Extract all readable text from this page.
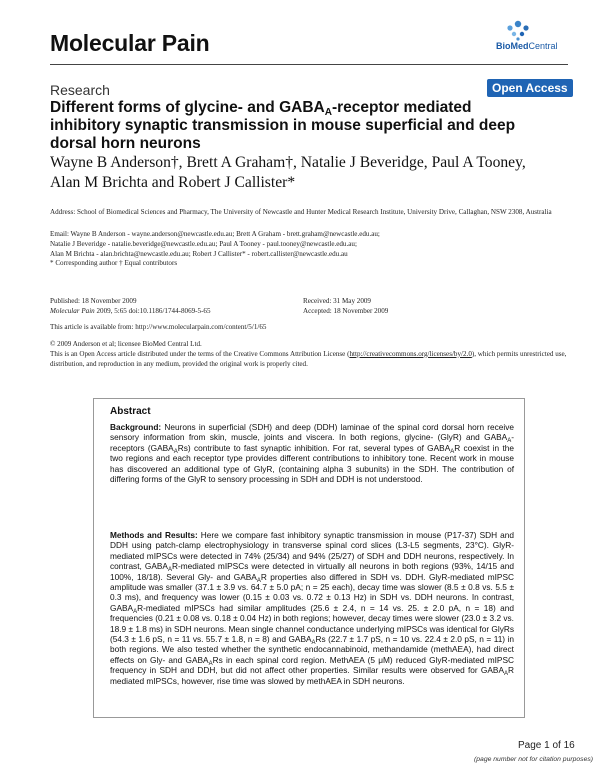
Molecular Pain	BioMedCentral
Research	Open Access
Different forms of glycine- and $GABA_A$-receptor mediated inhibitory synaptic transmission in mouse superficial and deep dorsal horn neurons
Wayne B Anderson†, Brett A Graham†, Natalie J Beveridge, Paul A Tooney,
Alan M Brichta and Robert J Callister*
Address: School of Biomedical Sciences and Pharmacy, The University of Newcastle and Hunter Medical Research Institute, University Drive, Callaghan, NSW 2308, Australia
Email: Wayne B Anderson - wayne.anderson@newcastle.edu.au; Brett A Graham - brett.graham@newcastle.edu.au;
Natalie J Beveridge - natalie.beveridge@newcastle.edu.au; Paul A Tooney - paul.tooney@newcastle.edu.au;
Alan M Brichta - alan.brichta@newcastle.edu.au; Robert J Callister* - robert.callister@newcastle.edu.au
* Corresponding author † Equal contributors
Published: 18 November 2009
Molecular Pain 2009, 5:65 doi:10.1186/1744-8069-5-65
Received: 31 May 2009
Accepted: 18 November 2009
This article is available from: http://www.molecularpain.com/content/5/1/65
© 2009 Anderson et al; licensee BioMed Central Ltd.
This is an Open Access article distributed under the terms of the Creative Commons Attribution License (http://creativecommons.org/licenses/by/2.0), which permits unrestricted use, distribution, and reproduction in any medium, provided the original work is properly cited.
Abstract
Background: Neurons in superficial (SDH) and deep (DDH) laminae of the spinal cord dorsal horn receive sensory information from skin, muscle, joints and viscera. In both regions, glycine- (GlyR) and $GABA_A$-receptors $(GABA_ARs)$ contribute to fast synaptic inhibition. For rat, several types of $GABA_AR$ coexist in the two regions and each receptor type provides different contributions to inhibitory tone. Recent work in mouse has discovered an additional type of GlyR, (containing alpha 3 subunits) in the SDH. The contribution of differing forms of the GlyR to sensory processing in SDH and DDH is not understood.
Methods and Results: Here we compare fast inhibitory synaptic transmission in mouse (P17-37) SDH and DDH using patch-clamp electrophysiology in transverse spinal cord slices (L3-L5 segments, 23°C). GlyR-mediated mIPSCs were detected in 74% (25/34) and 94% (25/27) of SDH and DDH neurons, respectively. In contrast, $GABA_AR$-mediated mIPSCs were detected in virtually all neurons in both regions (93%, 14/15 and 100%, 18/18). Several Gly- and $GABA_AR$ properties also differed in SDH vs. DDH. GlyR-mediated mIPSC amplitude was smaller (37.1 ± 3.9 vs. 64.7 ± 5.0 pA; n = 25 each), decay time was slower (8.5 ± 0.8 vs. 5.5 ± 0.3 ms), and frequency was lower (0.15 ± 0.03 vs. 0.72 ± 0.13 Hz) in SDH vs. DDH neurons. In contrast, $GABA_AR$-mediated mIPSCs had similar amplitudes (25.6 ± 2.4, n = 14 vs. 25. ± 2.0 pA, n = 18) and frequencies (0.21 ± 0.08 vs. 0.18 ± 0.04 Hz) in both regions; however, decay times were slower (23.0 ± 3.2 vs. 18.9 ± 1.8 ms) in SDH neurons. Mean single channel conductance underlying mIPSCs was identical for GlyRs (54.3 ± 1.6 pS, n = 11 vs. 55.7 ± 1.8, n = 8) and $GABA_ARs$ (22.7 ± 1.7 pS, n = 10 vs. 22.4 ± 2.0 pS, n = 11) in both regions. We also tested whether the synthetic endocannabinoid, methandamide (methAEA), had direct effects on Gly- and $GABA_ARs$ in each spinal cord region. MethAEA (5 μM) reduced GlyR-mediated mIPSC frequency in SDH and DDH, but did not affect other properties. Similar results were observed for $GABA_AR$ mediated mIPSCs, however, rise time was slowed by methAEA in SDH neurons.
Page 1 of 16
(page number not for citation purposes)
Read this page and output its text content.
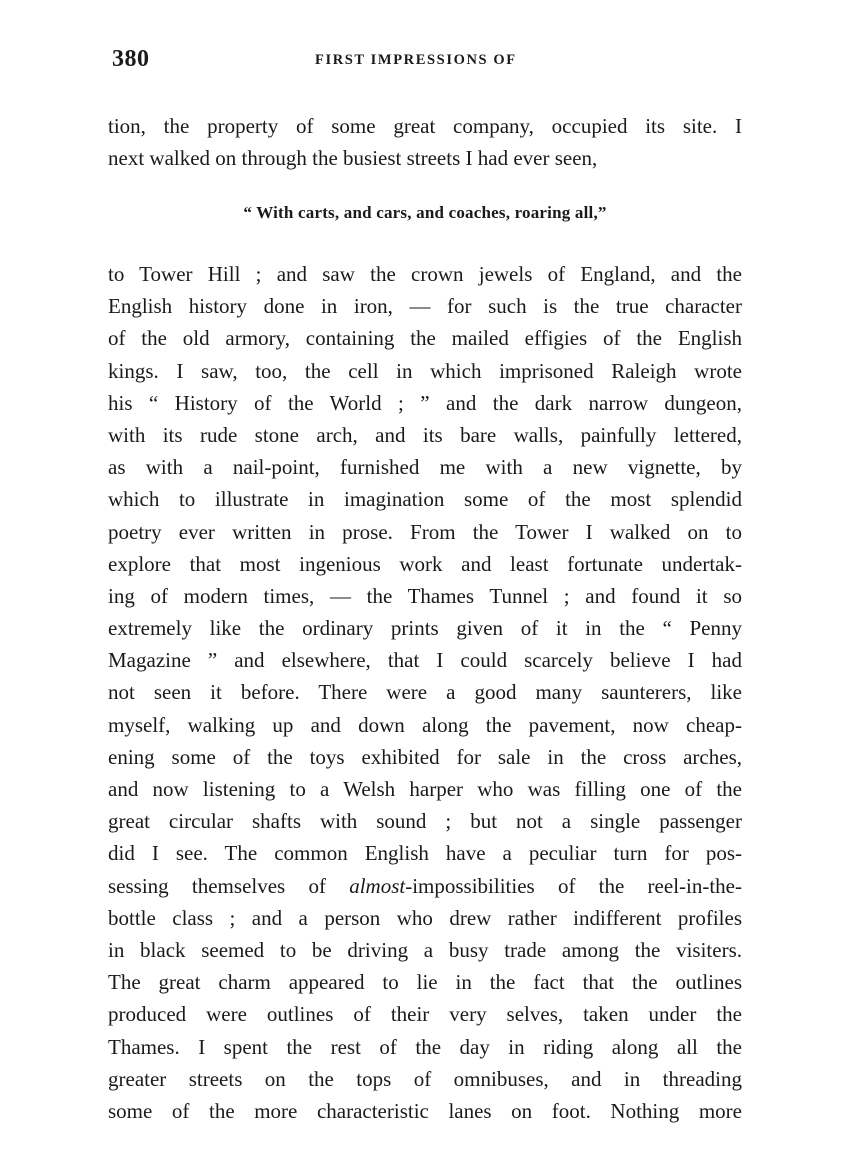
380	FIRST IMPRESSIONS OF
tion, the property of some great company, occupied its site. I
next walked on through the busiest streets I had ever seen,
“ With carts, and cars, and coaches, roaring all,”
to Tower Hill ; and saw the crown jewels of England, and the
English history done in iron, — for such is the true character
of the old armory, containing the mailed effigies of the English
kings. I saw, too, the cell in which imprisoned Raleigh wrote
his “ History of the World ; ” and the dark narrow dungeon,
with its rude stone arch, and its bare walls, painfully lettered,
as with a nail-point, furnished me with a new vignette, by
which to illustrate in imagination some of the most splendid
poetry ever written in prose. From the Tower I walked on to
explore that most ingenious work and least fortunate undertak-
ing of modern times, — the Thames Tunnel ; and found it so
extremely like the ordinary prints given of it in the “ Penny
Magazine ” and elsewhere, that I could scarcely believe I had
not seen it before. There were a good many saunterers, like
myself, walking up and down along the pavement, now cheap-
ening some of the toys exhibited for sale in the cross arches,
and now listening to a Welsh harper who was filling one of the
great circular shafts with sound ; but not a single passenger
did I see. The common English have a peculiar turn for pos-
sessing themselves of almost-impossibilities of the reel-in-the-
bottle class ; and a person who drew rather indifferent profiles
in black seemed to be driving a busy trade among the visiters.
The great charm appeared to lie in the fact that the outlines
produced were outlines of their very selves, taken under the
Thames. I spent the rest of the day in riding along all the
greater streets on the tops of omnibuses, and in threading
some of the more characteristic lanes on foot. Nothing more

#####

Repeat each record exactly as shown above, dropping all images.

# Full solution
Extract all readable text from this page.
Molecular Pain	BioMedCentral
Research	Open Access
Different forms of glycine- and $GABA_A$-receptor mediated inhibitory synaptic transmission in mouse superficial and deep dorsal horn neurons
Wayne B Anderson†, Brett A Graham†, Natalie J Beveridge, Paul A Tooney,
Alan M Brichta and Robert J Callister*
Address: School of Biomedical Sciences and Pharmacy, The University of Newcastle and Hunter Medical Research Institute, University Drive, Callaghan, NSW 2308, Australia
Email: Wayne B Anderson - wayne.anderson@newcastle.edu.au; Brett A Graham - brett.graham@newcastle.edu.au;
Natalie J Beveridge - natalie.beveridge@newcastle.edu.au; Paul A Tooney - paul.tooney@newcastle.edu.au;
Alan M Brichta - alan.brichta@newcastle.edu.au; Robert J Callister* - robert.callister@newcastle.edu.au
* Corresponding author † Equal contributors
Published: 18 November 2009
Molecular Pain 2009, 5:65 doi:10.1186/1744-8069-5-65
Received: 31 May 2009
Accepted: 18 November 2009
This article is available from: http://www.molecularpain.com/content/5/1/65
© 2009 Anderson et al; licensee BioMed Central Ltd.
This is an Open Access article distributed under the terms of the Creative Commons Attribution License (http://creativecommons.org/licenses/by/2.0), which permits unrestricted use, distribution, and reproduction in any medium, provided the original work is properly cited.
Abstract
Background: Neurons in superficial (SDH) and deep (DDH) laminae of the spinal cord dorsal horn receive sensory information from skin, muscle, joints and viscera. In both regions, glycine- (GlyR) and $GABA_A$-receptors $(GABA_ARs)$ contribute to fast synaptic inhibition. For rat, several types of $GABA_AR$ coexist in the two regions and each receptor type provides different contributions to inhibitory tone. Recent work in mouse has discovered an additional type of GlyR, (containing alpha 3 subunits) in the SDH. The contribution of differing forms of the GlyR to sensory processing in SDH and DDH is not understood.
Methods and Results: Here we compare fast inhibitory synaptic transmission in mouse (P17-37) SDH and DDH using patch-clamp electrophysiology in transverse spinal cord slices (L3-L5 segments, 23°C). GlyR-mediated mIPSCs were detected in 74% (25/34) and 94% (25/27) of SDH and DDH neurons, respectively. In contrast, $GABA_AR$-mediated mIPSCs were detected in virtually all neurons in both regions (93%, 14/15 and 100%, 18/18). Several Gly- and $GABA_AR$ properties also differed in SDH vs. DDH. GlyR-mediated mIPSC amplitude was smaller (37.1 ± 3.9 vs. 64.7 ± 5.0 pA; n = 25 each), decay time was slower (8.5 ± 0.8 vs. 5.5 ± 0.3 ms), and frequency was lower (0.15 ± 0.03 vs. 0.72 ± 0.13 Hz) in SDH vs. DDH neurons. In contrast, $GABA_AR$-mediated mIPSCs had similar amplitudes (25.6 ± 2.4, n = 14 vs. 25. ± 2.0 pA, n = 18) and frequencies (0.21 ± 0.08 vs. 0.18 ± 0.04 Hz) in both regions; however, decay times were slower (23.0 ± 3.2 vs. 18.9 ± 1.8 ms) in SDH neurons. Mean single channel conductance underlying mIPSCs was identical for GlyRs (54.3 ± 1.6 pS, n = 11 vs. 55.7 ± 1.8, n = 8) and $GABA_ARs$ (22.7 ± 1.7 pS, n = 10 vs. 22.4 ± 2.0 pS, n = 11) in both regions. We also tested whether the synthetic endocannabinoid, methandamide (methAEA), had direct effects on Gly- and $GABA_ARs$ in each spinal cord region. MethAEA (5 μM) reduced GlyR-mediated mIPSC frequency in SDH and DDH, but did not affect other properties. Similar results were observed for $GABA_AR$ mediated mIPSCs, however, rise time was slowed by methAEA in SDH neurons.
Page 1 of 16
(page number not for citation purposes)
Read this page and output its text content.
380	FIRST IMPRESSIONS OF
tion, the property of some great company, occupied its site. I
next walked on through the busiest streets I had ever seen,
“ With carts, and cars, and coaches, roaring all,”
to Tower Hill ; and saw the crown jewels of England, and the
English history done in iron, — for such is the true character
of the old armory, containing the mailed effigies of the English
kings. I saw, too, the cell in which imprisoned Raleigh wrote
his “ History of the World ; ” and the dark narrow dungeon,
with its rude stone arch, and its bare walls, painfully lettered,
as with a nail-point, furnished me with a new vignette, by
which to illustrate in imagination some of the most splendid
poetry ever written in prose. From the Tower I walked on to
explore that most ingenious work and least fortunate undertak-
ing of modern times, — the Thames Tunnel ; and found it so
extremely like the ordinary prints given of it in the “ Penny
Magazine ” and elsewhere, that I could scarcely believe I had
not seen it before. There were a good many saunterers, like
myself, walking up and down along the pavement, now cheap-
ening some of the toys exhibited for sale in the cross arches,
and now listening to a Welsh harper who was filling one of the
great circular shafts with sound ; but not a single passenger
did I see. The common English have a peculiar turn for pos-
sessing themselves of almost-impossibilities of the reel-in-the-
bottle class ; and a person who drew rather indifferent profiles
in black seemed to be driving a busy trade among the visiters.
The great charm appeared to lie in the fact that the outlines
produced were outlines of their very selves, taken under the
Thames. I spent the rest of the day in riding along all the
greater streets on the tops of omnibuses, and in threading
some of the more characteristic lanes on foot. Nothing more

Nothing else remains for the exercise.